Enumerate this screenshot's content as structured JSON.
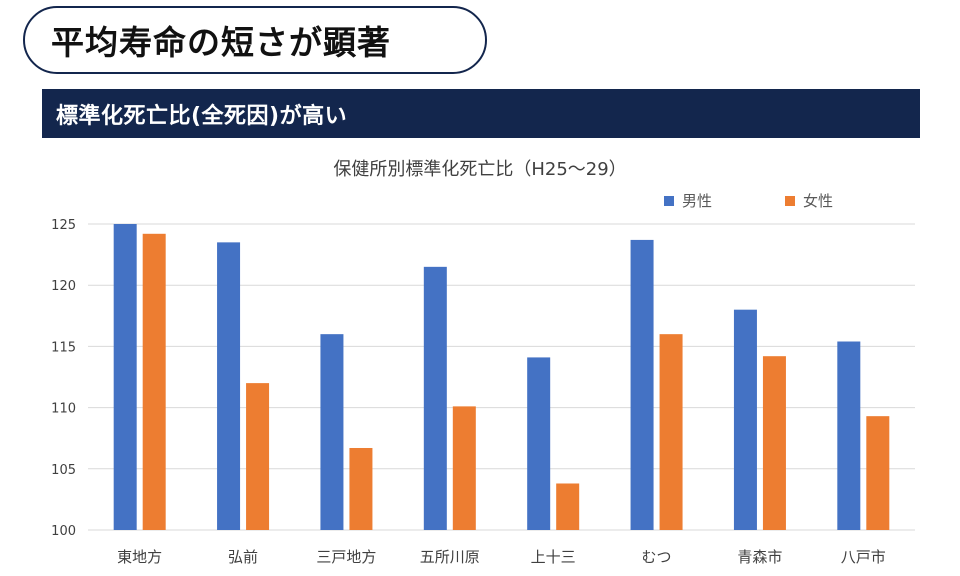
{
  "header": {
    "title": "平均寿命の短さが顕著",
    "subtitle": "標準化死亡比(全死因)が高い"
  },
  "colors": {
    "navy": "#13264d",
    "male": "#4472c4",
    "female": "#ed7d31"
  },
  "chart_data": {
    "type": "bar",
    "title": "保健所別標準化死亡比（H25～29）",
    "categories": [
      "東地方",
      "弘前",
      "三戸地方",
      "五所川原",
      "上十三",
      "むつ",
      "青森市",
      "八戸市"
    ],
    "series": [
      {
        "name": "男性",
        "values": [
          125.0,
          123.5,
          116.0,
          121.5,
          114.1,
          123.7,
          118.0,
          115.4
        ]
      },
      {
        "name": "女性",
        "values": [
          124.2,
          112.0,
          106.7,
          110.1,
          103.8,
          116.0,
          114.2,
          109.3
        ]
      }
    ],
    "ylim": [
      100,
      125
    ],
    "yticks": [
      100,
      105,
      110,
      115,
      120,
      125
    ],
    "grid": true,
    "legend": "top-right"
  }
}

----------------------------------------

### AIM OF THE EXERCISE
Write out each line again precisely as it appears, skipping every picture.

### SOLUTION
Enumerate this screenshot's content as structured JSON.
{
  "header": {
    "title": "平均寿命の短さが顕著",
    "subtitle": "標準化死亡比(全死因)が高い"
  },
  "colors": {
    "navy": "#13264d",
    "male": "#4472c4",
    "female": "#ed7d31"
  },
  "chart_data": {
    "type": "bar",
    "title": "保健所別標準化死亡比（H25～29）",
    "categories": [
      "東地方",
      "弘前",
      "三戸地方",
      "五所川原",
      "上十三",
      "むつ",
      "青森市",
      "八戸市"
    ],
    "series": [
      {
        "name": "男性",
        "values": [
          125.0,
          123.5,
          116.0,
          121.5,
          114.1,
          123.7,
          118.0,
          115.4
        ]
      },
      {
        "name": "女性",
        "values": [
          124.2,
          112.0,
          106.7,
          110.1,
          103.8,
          116.0,
          114.2,
          109.3
        ]
      }
    ],
    "ylim": [
      100,
      125
    ],
    "yticks": [
      100,
      105,
      110,
      115,
      120,
      125
    ],
    "grid": true,
    "legend": "top-right"
  }
}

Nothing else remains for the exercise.